> WHAT THIS TASK INVOLVES
State the number of lines, and only that number, in which the word "text" appears.
** BEGIN INPUT ROWS **
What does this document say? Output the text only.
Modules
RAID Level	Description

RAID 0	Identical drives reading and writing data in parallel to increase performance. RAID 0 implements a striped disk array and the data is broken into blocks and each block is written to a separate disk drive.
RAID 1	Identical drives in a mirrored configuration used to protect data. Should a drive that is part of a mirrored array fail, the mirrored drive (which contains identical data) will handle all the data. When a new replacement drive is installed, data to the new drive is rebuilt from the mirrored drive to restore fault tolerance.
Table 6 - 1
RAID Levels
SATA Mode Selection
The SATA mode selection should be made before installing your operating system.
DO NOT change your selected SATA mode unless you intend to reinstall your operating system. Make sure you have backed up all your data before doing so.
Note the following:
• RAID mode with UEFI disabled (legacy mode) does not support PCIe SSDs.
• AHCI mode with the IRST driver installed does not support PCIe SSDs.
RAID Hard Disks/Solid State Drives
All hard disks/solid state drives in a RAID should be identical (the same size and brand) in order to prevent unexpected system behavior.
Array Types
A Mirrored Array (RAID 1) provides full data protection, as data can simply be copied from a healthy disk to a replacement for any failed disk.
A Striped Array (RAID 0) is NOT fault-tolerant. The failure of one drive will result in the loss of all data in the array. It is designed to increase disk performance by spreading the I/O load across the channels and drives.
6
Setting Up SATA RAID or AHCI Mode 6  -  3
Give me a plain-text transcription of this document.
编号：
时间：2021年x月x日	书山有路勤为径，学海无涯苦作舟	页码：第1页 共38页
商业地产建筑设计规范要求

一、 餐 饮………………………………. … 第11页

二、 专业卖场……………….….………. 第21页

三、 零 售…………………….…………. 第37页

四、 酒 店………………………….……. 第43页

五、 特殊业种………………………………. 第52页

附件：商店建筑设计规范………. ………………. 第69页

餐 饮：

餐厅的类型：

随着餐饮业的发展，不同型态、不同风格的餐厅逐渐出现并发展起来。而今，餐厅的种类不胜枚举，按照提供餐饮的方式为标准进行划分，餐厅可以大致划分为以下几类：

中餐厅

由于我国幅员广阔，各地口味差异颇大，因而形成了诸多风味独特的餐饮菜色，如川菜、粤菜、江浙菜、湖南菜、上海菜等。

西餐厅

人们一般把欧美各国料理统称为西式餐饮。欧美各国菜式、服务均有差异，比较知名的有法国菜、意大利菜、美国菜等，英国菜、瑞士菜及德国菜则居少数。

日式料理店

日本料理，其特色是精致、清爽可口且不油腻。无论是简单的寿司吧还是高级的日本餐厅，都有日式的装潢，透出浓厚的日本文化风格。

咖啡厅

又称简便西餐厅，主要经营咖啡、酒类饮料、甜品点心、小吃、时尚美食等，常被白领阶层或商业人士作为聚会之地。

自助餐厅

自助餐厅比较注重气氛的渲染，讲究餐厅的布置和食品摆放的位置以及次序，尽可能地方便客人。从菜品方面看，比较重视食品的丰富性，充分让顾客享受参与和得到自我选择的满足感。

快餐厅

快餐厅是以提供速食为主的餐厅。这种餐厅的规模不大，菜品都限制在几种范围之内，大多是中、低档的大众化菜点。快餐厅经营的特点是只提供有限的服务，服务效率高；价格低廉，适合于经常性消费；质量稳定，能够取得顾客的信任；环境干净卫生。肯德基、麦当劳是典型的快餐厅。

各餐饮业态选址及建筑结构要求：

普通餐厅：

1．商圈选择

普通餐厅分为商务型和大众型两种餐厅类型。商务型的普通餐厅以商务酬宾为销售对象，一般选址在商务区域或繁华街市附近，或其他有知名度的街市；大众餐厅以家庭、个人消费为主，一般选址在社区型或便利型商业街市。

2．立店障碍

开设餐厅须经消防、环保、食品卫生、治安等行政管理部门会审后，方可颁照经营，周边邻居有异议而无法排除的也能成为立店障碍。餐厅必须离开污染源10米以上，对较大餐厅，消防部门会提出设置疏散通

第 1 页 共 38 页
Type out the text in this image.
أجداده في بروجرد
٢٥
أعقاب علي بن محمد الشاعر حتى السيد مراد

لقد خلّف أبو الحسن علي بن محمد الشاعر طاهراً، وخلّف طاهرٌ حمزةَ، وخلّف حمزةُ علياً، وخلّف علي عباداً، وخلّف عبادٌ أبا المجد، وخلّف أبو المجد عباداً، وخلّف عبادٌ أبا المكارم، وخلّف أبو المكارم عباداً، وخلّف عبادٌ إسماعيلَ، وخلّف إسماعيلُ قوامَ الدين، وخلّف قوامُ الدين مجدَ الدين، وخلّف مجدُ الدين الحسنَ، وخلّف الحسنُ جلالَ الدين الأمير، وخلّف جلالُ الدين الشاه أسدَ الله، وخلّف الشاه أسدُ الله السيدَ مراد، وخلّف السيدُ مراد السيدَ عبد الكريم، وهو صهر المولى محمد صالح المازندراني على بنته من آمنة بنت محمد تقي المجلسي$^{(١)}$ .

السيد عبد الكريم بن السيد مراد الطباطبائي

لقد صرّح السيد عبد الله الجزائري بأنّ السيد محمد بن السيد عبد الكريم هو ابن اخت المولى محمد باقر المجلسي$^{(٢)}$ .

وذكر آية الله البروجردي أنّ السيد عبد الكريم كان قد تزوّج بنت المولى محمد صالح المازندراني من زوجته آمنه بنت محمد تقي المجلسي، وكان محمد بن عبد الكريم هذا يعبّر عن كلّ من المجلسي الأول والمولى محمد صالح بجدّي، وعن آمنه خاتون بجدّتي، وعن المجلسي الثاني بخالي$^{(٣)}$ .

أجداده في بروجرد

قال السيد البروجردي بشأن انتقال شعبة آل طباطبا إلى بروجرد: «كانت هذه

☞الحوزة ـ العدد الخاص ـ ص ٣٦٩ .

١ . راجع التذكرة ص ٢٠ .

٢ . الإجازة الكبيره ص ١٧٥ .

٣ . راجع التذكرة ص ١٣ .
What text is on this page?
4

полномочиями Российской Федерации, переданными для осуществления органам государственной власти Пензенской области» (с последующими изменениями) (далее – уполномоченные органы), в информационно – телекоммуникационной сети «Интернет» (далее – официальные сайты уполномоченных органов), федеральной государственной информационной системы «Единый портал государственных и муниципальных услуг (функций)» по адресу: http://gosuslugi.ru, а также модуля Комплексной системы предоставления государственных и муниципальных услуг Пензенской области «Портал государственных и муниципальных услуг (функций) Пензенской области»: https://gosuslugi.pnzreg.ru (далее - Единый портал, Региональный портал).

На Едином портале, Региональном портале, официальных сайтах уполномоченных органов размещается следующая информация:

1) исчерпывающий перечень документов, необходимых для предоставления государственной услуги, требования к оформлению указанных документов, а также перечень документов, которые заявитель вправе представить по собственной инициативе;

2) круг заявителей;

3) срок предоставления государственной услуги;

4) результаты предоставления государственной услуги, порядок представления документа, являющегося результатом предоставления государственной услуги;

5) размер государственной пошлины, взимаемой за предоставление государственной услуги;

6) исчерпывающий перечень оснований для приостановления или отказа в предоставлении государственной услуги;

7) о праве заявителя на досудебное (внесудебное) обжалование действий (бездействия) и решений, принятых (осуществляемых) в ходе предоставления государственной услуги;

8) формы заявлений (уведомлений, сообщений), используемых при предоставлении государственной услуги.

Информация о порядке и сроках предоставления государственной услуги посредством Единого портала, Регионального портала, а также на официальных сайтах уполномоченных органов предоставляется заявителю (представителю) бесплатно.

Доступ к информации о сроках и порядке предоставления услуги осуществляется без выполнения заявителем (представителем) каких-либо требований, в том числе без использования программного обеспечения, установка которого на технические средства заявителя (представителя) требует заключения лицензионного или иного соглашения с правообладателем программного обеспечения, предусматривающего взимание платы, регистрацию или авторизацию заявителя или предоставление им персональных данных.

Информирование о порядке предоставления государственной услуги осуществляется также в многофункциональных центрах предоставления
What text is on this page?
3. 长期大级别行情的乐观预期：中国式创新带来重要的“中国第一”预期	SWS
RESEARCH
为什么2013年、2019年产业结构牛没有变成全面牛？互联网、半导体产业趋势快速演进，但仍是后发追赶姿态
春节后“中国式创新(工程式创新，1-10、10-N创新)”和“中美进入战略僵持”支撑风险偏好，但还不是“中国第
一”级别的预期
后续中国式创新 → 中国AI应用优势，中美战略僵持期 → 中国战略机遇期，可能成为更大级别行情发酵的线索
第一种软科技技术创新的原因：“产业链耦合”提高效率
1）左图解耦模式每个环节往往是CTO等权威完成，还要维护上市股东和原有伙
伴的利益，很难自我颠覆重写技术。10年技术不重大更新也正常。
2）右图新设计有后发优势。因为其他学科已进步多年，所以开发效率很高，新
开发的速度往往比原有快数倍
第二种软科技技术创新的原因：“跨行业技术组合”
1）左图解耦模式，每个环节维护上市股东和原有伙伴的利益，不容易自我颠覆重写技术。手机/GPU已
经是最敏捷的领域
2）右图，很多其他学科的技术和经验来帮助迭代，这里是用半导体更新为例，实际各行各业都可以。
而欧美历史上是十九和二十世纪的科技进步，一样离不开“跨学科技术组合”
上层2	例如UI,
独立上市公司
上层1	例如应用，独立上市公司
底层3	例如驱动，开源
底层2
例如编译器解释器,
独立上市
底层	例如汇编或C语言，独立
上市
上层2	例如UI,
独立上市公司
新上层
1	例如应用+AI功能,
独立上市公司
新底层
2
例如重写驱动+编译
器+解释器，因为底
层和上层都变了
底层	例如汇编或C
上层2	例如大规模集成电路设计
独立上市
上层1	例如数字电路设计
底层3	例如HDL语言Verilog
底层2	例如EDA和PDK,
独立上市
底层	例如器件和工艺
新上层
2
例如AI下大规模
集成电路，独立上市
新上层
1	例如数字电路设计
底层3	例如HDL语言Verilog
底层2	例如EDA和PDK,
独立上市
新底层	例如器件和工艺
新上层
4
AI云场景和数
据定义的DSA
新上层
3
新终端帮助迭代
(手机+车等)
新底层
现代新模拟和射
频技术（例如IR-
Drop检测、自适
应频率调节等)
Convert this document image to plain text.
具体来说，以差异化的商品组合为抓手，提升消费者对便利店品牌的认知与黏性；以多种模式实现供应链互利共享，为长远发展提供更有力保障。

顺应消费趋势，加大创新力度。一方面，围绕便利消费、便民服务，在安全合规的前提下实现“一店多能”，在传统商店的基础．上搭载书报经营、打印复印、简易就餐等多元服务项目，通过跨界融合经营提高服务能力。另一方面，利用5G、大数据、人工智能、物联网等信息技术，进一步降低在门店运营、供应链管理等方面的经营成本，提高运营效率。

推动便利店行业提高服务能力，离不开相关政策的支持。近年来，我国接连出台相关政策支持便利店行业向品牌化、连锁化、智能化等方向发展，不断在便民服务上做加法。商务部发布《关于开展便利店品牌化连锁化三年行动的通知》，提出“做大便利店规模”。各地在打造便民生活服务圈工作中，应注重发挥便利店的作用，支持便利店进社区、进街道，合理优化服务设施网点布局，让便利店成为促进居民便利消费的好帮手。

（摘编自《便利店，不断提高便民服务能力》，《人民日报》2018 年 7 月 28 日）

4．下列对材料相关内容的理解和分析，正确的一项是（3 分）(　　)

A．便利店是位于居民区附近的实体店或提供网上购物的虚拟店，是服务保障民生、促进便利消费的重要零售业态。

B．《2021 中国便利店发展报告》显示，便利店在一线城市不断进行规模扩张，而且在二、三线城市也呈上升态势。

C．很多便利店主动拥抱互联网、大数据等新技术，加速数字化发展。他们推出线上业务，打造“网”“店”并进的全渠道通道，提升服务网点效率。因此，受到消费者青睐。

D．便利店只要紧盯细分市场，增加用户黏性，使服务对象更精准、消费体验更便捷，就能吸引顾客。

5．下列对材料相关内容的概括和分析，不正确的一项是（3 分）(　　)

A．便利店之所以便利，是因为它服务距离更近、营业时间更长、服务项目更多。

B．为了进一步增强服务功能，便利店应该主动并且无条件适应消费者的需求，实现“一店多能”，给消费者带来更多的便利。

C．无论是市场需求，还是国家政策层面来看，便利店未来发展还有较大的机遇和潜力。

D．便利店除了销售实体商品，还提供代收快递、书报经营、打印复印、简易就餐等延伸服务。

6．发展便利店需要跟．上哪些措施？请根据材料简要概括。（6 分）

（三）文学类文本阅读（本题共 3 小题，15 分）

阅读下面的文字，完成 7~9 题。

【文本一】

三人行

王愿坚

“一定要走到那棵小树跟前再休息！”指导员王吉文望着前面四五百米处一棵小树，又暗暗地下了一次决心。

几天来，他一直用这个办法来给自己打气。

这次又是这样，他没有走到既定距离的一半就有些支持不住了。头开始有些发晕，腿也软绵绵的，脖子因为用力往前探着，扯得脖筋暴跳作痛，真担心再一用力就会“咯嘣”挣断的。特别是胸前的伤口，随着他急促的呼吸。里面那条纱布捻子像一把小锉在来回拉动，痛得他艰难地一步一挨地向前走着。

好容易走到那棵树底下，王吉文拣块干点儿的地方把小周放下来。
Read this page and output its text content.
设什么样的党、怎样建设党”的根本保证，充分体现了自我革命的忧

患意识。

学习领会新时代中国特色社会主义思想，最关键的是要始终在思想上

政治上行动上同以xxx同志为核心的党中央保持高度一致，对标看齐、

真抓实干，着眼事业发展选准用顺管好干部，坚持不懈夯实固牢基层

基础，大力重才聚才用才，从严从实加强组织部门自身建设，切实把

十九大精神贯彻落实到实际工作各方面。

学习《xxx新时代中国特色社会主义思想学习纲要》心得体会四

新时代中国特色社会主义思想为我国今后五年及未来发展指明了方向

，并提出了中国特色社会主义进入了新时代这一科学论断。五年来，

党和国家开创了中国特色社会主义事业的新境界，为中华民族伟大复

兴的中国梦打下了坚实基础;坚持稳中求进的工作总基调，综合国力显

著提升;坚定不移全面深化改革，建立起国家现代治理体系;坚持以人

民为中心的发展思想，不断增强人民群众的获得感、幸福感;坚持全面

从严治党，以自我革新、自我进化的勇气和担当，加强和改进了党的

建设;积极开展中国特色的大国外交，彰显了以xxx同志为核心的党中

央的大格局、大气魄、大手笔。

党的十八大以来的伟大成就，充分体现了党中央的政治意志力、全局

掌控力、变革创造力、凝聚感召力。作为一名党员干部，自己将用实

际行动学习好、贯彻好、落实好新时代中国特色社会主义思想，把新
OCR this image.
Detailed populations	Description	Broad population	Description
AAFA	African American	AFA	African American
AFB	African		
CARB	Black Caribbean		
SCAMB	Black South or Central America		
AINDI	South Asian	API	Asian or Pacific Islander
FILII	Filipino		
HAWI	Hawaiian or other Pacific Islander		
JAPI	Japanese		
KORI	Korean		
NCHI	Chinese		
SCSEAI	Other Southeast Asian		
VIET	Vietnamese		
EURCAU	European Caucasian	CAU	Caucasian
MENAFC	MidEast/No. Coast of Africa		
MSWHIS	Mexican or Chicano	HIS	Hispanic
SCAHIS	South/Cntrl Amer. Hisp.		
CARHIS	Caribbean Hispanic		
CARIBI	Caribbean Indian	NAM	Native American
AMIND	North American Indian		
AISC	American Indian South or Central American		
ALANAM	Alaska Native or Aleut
** END INPUT ROWS **
> TASK ANSWER
7